───── DATA ROWS
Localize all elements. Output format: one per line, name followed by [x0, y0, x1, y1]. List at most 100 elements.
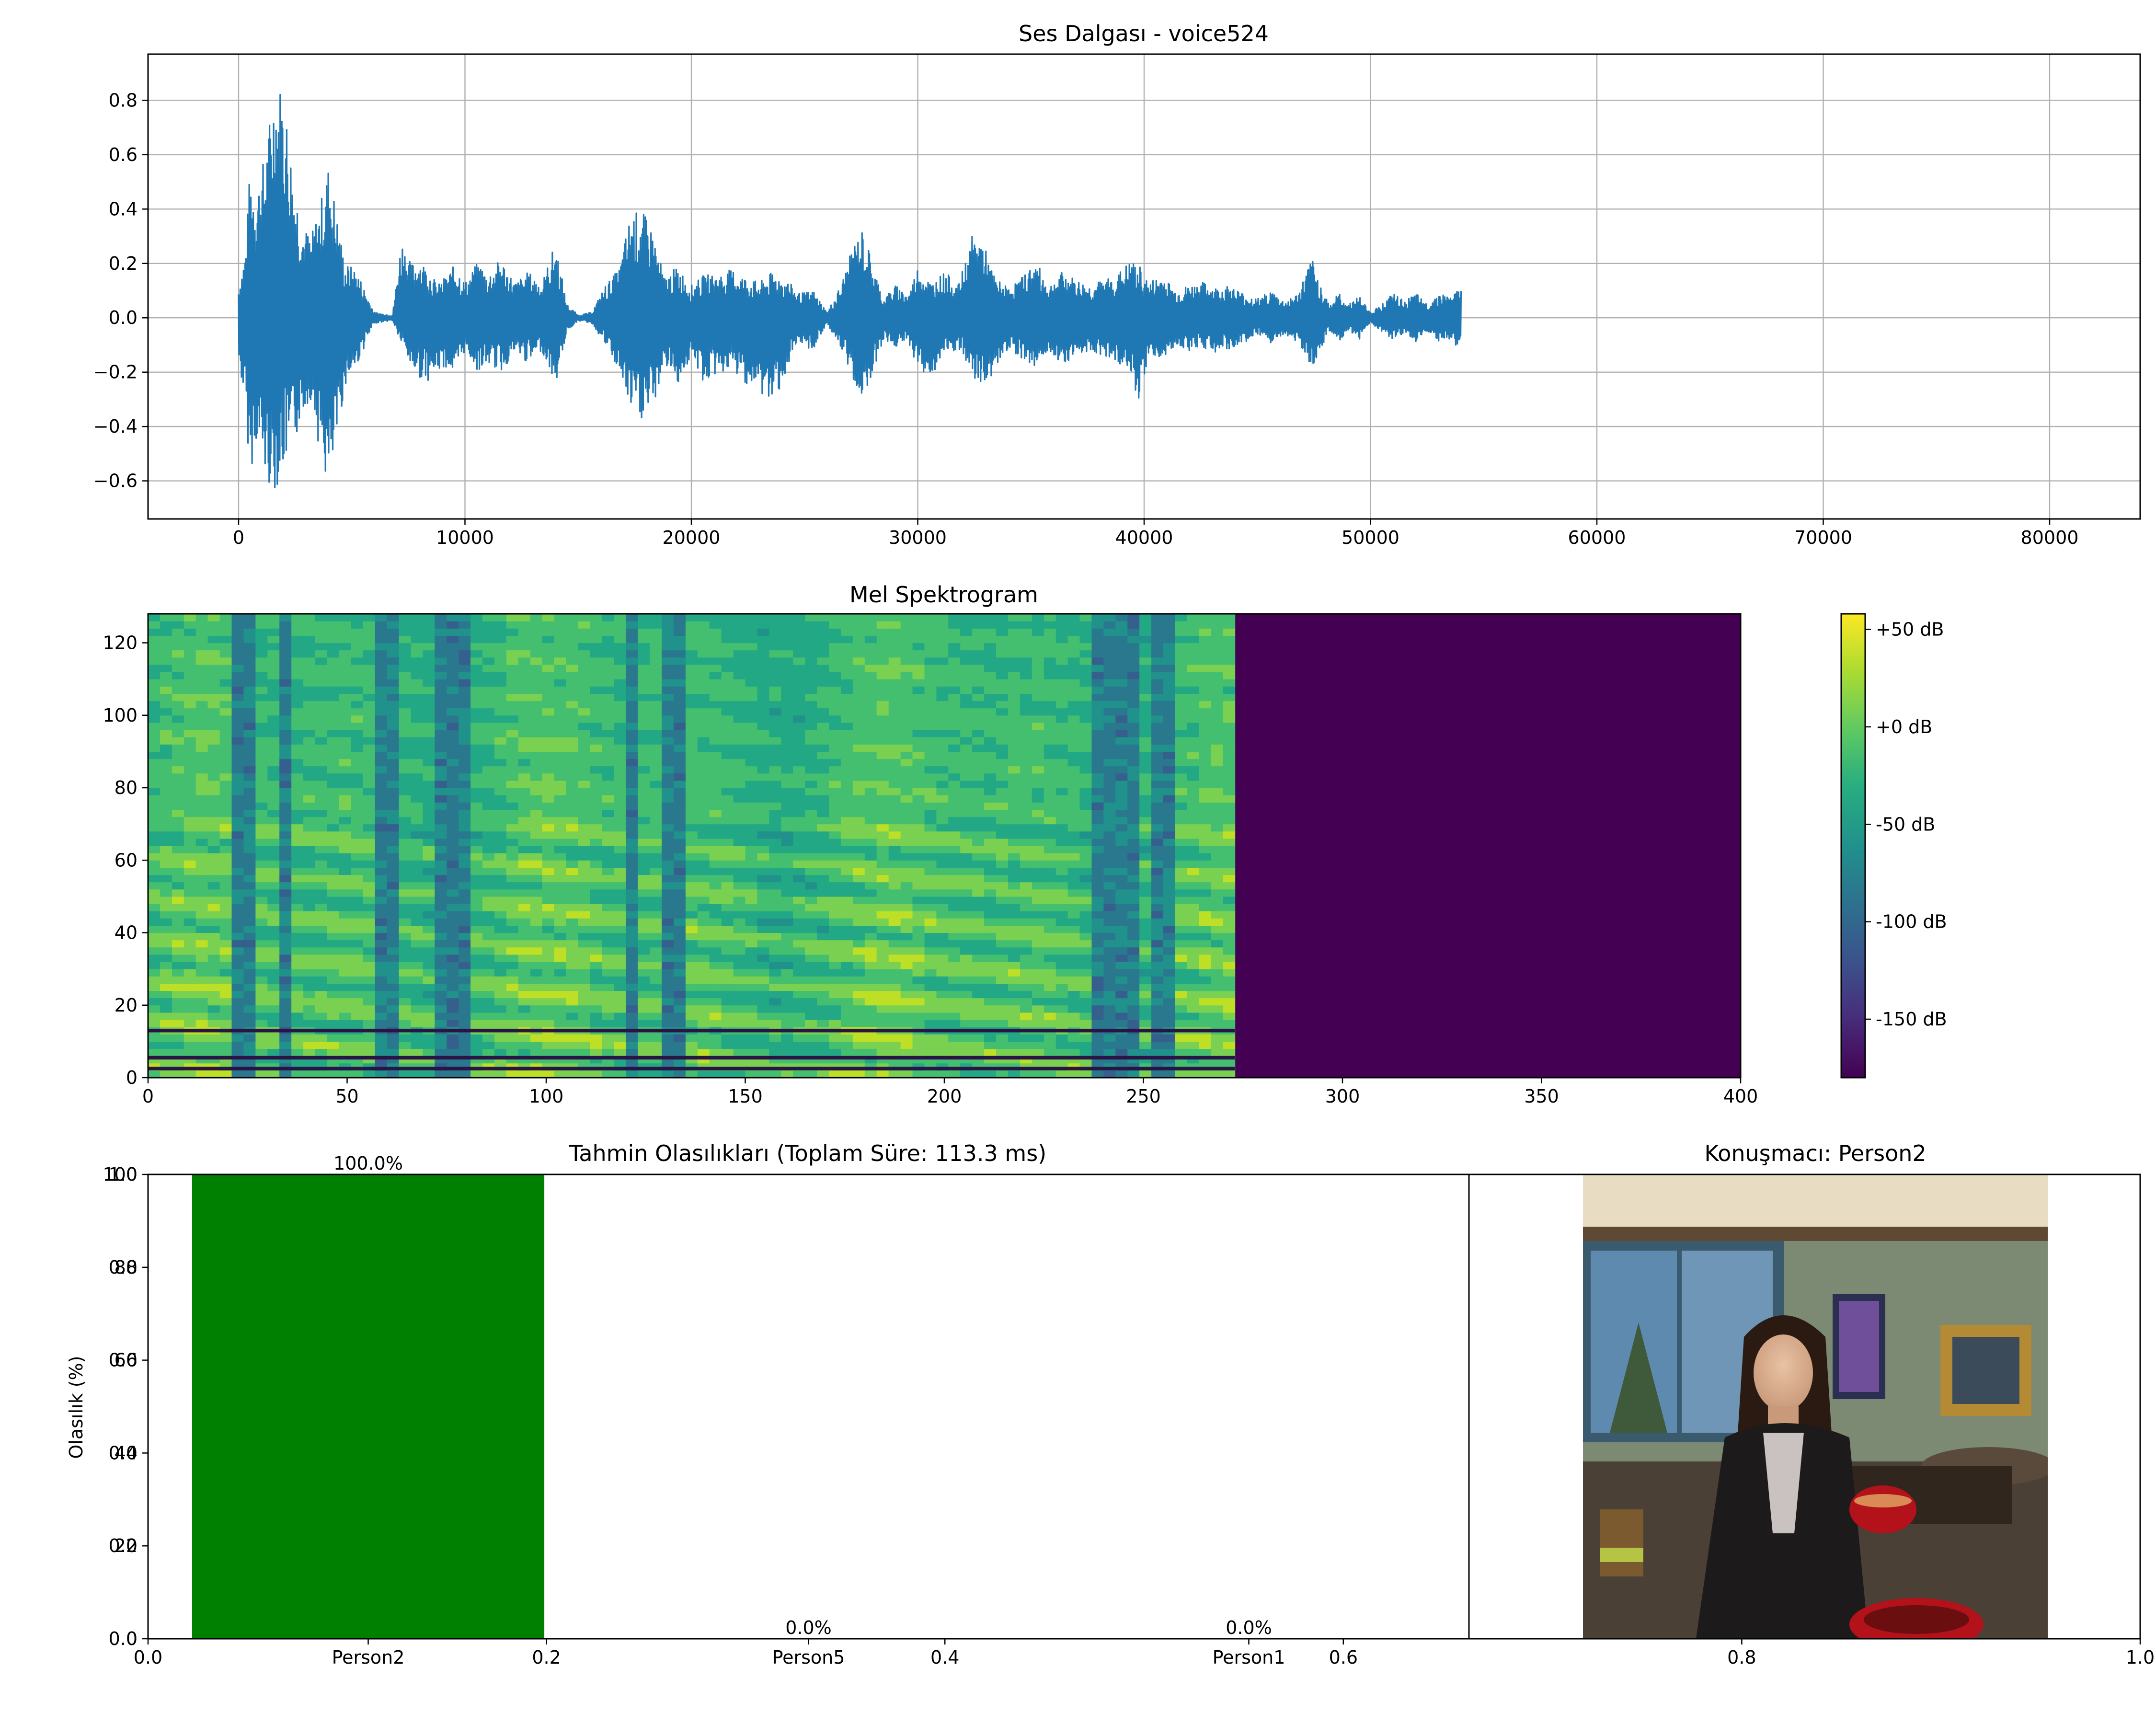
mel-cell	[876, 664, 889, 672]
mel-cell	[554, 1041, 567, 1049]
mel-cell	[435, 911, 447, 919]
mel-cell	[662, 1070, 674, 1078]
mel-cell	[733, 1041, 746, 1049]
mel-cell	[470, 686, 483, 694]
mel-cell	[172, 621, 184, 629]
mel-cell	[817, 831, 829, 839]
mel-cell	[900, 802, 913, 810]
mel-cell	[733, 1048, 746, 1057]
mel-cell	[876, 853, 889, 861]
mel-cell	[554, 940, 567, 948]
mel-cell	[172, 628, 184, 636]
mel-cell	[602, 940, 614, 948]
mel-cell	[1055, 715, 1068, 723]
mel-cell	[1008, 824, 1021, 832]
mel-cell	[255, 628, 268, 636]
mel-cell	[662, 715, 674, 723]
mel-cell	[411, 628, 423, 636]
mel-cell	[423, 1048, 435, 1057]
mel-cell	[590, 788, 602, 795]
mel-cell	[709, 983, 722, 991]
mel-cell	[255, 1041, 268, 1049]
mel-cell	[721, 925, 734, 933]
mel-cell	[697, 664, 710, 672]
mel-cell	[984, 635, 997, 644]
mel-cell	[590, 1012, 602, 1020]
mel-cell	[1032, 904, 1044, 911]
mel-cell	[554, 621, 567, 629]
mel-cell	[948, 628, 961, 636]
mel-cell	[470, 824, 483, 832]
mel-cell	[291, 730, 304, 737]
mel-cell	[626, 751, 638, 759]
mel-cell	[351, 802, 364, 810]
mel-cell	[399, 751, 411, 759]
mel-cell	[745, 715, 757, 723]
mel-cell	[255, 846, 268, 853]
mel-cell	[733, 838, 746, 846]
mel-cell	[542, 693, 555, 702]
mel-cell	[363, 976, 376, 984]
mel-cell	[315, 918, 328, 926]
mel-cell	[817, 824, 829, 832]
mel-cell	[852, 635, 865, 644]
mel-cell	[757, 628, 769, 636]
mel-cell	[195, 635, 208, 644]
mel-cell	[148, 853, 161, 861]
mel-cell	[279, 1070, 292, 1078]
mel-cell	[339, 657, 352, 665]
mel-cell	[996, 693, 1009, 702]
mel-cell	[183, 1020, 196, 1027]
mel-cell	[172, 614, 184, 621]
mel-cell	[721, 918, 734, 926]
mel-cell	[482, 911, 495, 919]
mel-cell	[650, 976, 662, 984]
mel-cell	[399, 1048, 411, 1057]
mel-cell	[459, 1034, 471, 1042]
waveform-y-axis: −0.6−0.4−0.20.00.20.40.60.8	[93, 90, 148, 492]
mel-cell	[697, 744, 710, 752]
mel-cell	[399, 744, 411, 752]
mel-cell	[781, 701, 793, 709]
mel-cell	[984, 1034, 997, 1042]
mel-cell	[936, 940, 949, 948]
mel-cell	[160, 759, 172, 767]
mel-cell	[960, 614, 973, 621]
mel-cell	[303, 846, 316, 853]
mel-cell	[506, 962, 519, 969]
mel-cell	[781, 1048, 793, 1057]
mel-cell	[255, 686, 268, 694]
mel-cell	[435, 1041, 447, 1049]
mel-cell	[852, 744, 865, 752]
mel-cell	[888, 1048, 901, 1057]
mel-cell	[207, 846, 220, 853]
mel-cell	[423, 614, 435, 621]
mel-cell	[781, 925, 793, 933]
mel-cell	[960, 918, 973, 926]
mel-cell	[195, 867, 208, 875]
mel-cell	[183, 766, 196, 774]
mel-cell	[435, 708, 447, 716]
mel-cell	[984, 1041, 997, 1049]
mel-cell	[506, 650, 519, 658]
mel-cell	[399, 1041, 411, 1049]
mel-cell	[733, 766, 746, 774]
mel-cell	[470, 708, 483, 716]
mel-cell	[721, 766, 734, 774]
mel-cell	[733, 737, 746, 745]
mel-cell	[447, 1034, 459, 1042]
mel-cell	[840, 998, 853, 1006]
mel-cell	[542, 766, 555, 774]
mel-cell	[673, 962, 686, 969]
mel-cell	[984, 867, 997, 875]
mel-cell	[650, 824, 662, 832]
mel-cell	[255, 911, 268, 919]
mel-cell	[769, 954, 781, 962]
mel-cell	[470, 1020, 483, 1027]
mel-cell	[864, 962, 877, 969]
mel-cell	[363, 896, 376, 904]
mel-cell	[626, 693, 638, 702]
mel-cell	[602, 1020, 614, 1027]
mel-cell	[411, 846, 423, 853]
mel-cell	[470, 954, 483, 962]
──────────
▶ [GIVEN TASK]:
Copy every line of the records above word for word, leaving out the pictures.

▶ [OUTPUT FOR THIS EXERCISE]:
Localize all elements. Output format: one per line, name followed by [x0, y0, x1, y1]. List at most 100 elements.
mel-cell	[876, 664, 889, 672]
mel-cell	[554, 1041, 567, 1049]
mel-cell	[435, 911, 447, 919]
mel-cell	[662, 1070, 674, 1078]
mel-cell	[733, 1041, 746, 1049]
mel-cell	[470, 686, 483, 694]
mel-cell	[172, 621, 184, 629]
mel-cell	[817, 831, 829, 839]
mel-cell	[900, 802, 913, 810]
mel-cell	[733, 1048, 746, 1057]
mel-cell	[876, 853, 889, 861]
mel-cell	[554, 940, 567, 948]
mel-cell	[172, 628, 184, 636]
mel-cell	[602, 940, 614, 948]
mel-cell	[1055, 715, 1068, 723]
mel-cell	[1008, 824, 1021, 832]
mel-cell	[255, 628, 268, 636]
mel-cell	[662, 715, 674, 723]
mel-cell	[411, 628, 423, 636]
mel-cell	[423, 1048, 435, 1057]
mel-cell	[590, 788, 602, 795]
mel-cell	[709, 983, 722, 991]
mel-cell	[255, 1041, 268, 1049]
mel-cell	[721, 925, 734, 933]
mel-cell	[697, 664, 710, 672]
mel-cell	[984, 635, 997, 644]
mel-cell	[590, 1012, 602, 1020]
mel-cell	[1032, 904, 1044, 911]
mel-cell	[554, 621, 567, 629]
mel-cell	[948, 628, 961, 636]
mel-cell	[470, 824, 483, 832]
mel-cell	[291, 730, 304, 737]
mel-cell	[626, 751, 638, 759]
mel-cell	[351, 802, 364, 810]
mel-cell	[399, 751, 411, 759]
mel-cell	[745, 715, 757, 723]
mel-cell	[255, 846, 268, 853]
mel-cell	[733, 838, 746, 846]
mel-cell	[542, 693, 555, 702]
mel-cell	[363, 976, 376, 984]
mel-cell	[315, 918, 328, 926]
mel-cell	[817, 824, 829, 832]
mel-cell	[852, 635, 865, 644]
mel-cell	[757, 628, 769, 636]
mel-cell	[195, 635, 208, 644]
mel-cell	[148, 853, 161, 861]
mel-cell	[279, 1070, 292, 1078]
mel-cell	[339, 657, 352, 665]
mel-cell	[996, 693, 1009, 702]
mel-cell	[183, 1020, 196, 1027]
mel-cell	[172, 614, 184, 621]
mel-cell	[721, 918, 734, 926]
mel-cell	[482, 911, 495, 919]
mel-cell	[650, 976, 662, 984]
mel-cell	[399, 1048, 411, 1057]
mel-cell	[459, 1034, 471, 1042]
waveform-y-axis: −0.6−0.4−0.20.00.20.40.60.8	[93, 90, 148, 492]
mel-cell	[697, 744, 710, 752]
mel-cell	[399, 744, 411, 752]
mel-cell	[781, 701, 793, 709]
mel-cell	[984, 1034, 997, 1042]
mel-cell	[936, 940, 949, 948]
mel-cell	[160, 759, 172, 767]
mel-cell	[960, 614, 973, 621]
mel-cell	[303, 846, 316, 853]
mel-cell	[506, 962, 519, 969]
mel-cell	[781, 1048, 793, 1057]
mel-cell	[255, 686, 268, 694]
mel-cell	[435, 1041, 447, 1049]
mel-cell	[852, 744, 865, 752]
mel-cell	[888, 1048, 901, 1057]
mel-cell	[207, 846, 220, 853]
mel-cell	[423, 614, 435, 621]
mel-cell	[781, 925, 793, 933]
mel-cell	[960, 918, 973, 926]
mel-cell	[195, 867, 208, 875]
mel-cell	[183, 766, 196, 774]
mel-cell	[435, 708, 447, 716]
mel-cell	[984, 1041, 997, 1049]
mel-cell	[506, 650, 519, 658]
mel-cell	[399, 1041, 411, 1049]
mel-cell	[733, 766, 746, 774]
mel-cell	[470, 708, 483, 716]
mel-cell	[721, 766, 734, 774]
mel-cell	[733, 737, 746, 745]
mel-cell	[447, 1034, 459, 1042]
mel-cell	[840, 998, 853, 1006]
mel-cell	[542, 766, 555, 774]
mel-cell	[673, 962, 686, 969]
mel-cell	[984, 867, 997, 875]
mel-cell	[650, 824, 662, 832]
mel-cell	[255, 911, 268, 919]
mel-cell	[769, 954, 781, 962]
mel-cell	[470, 1020, 483, 1027]
mel-cell	[864, 962, 877, 969]
mel-cell	[363, 896, 376, 904]
mel-cell	[626, 693, 638, 702]
mel-cell	[602, 1020, 614, 1027]
mel-cell	[411, 846, 423, 853]
mel-cell	[470, 954, 483, 962]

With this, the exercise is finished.